**TASK TO COMPLETE:**
List each line in which the string "dziecka" appears.

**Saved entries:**
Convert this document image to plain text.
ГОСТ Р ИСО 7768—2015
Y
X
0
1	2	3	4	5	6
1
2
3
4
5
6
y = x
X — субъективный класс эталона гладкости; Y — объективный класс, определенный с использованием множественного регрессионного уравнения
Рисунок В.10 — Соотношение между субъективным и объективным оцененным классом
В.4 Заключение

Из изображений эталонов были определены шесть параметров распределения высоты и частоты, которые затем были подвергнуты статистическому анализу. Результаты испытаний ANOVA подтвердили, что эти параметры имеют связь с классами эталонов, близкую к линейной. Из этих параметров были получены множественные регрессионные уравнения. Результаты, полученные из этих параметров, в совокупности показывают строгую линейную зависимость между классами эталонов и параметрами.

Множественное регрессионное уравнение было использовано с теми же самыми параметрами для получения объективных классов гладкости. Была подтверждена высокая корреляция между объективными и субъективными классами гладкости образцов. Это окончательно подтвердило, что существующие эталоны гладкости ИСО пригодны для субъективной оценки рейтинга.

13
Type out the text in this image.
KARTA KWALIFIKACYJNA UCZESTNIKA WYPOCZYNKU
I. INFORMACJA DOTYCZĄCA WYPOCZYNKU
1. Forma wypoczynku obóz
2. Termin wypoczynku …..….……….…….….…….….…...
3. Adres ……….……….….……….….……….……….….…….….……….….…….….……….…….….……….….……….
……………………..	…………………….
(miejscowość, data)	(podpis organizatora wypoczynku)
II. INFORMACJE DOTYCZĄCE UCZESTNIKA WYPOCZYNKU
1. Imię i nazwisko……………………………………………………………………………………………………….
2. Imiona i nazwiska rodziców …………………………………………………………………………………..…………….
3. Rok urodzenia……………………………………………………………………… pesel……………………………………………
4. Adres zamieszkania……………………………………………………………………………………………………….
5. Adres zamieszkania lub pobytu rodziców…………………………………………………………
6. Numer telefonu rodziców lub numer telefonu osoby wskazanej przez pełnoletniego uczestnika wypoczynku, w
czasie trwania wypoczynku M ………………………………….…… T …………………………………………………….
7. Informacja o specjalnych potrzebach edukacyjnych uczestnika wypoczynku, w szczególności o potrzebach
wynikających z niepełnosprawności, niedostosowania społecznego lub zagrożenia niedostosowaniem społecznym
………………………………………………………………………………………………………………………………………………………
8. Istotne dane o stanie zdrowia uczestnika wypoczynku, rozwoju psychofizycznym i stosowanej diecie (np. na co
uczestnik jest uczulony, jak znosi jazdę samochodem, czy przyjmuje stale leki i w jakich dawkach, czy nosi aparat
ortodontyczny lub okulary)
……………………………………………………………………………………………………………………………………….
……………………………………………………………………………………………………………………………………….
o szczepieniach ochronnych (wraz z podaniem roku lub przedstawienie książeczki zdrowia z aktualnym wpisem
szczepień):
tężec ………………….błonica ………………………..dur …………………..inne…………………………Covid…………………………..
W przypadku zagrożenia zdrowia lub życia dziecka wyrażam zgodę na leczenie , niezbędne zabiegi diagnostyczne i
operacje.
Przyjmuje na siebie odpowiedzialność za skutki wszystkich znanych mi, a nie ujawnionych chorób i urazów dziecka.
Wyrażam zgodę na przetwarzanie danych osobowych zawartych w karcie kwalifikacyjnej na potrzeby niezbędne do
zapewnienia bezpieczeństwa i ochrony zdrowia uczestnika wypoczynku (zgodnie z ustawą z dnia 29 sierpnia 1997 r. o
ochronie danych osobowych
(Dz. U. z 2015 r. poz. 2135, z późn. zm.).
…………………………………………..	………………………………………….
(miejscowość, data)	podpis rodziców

**COMPLETED EXERCISE:**
W przypadku zagrożenia zdrowia lub życia dziecka wyrażam zgodę na leczenie , niezbędne zabiegi diagnostyczne i
Przyjmuje na siebie odpowiedzialność za skutki wszystkich znanych mi, a nie ujawnionych chorób i urazów dziecka.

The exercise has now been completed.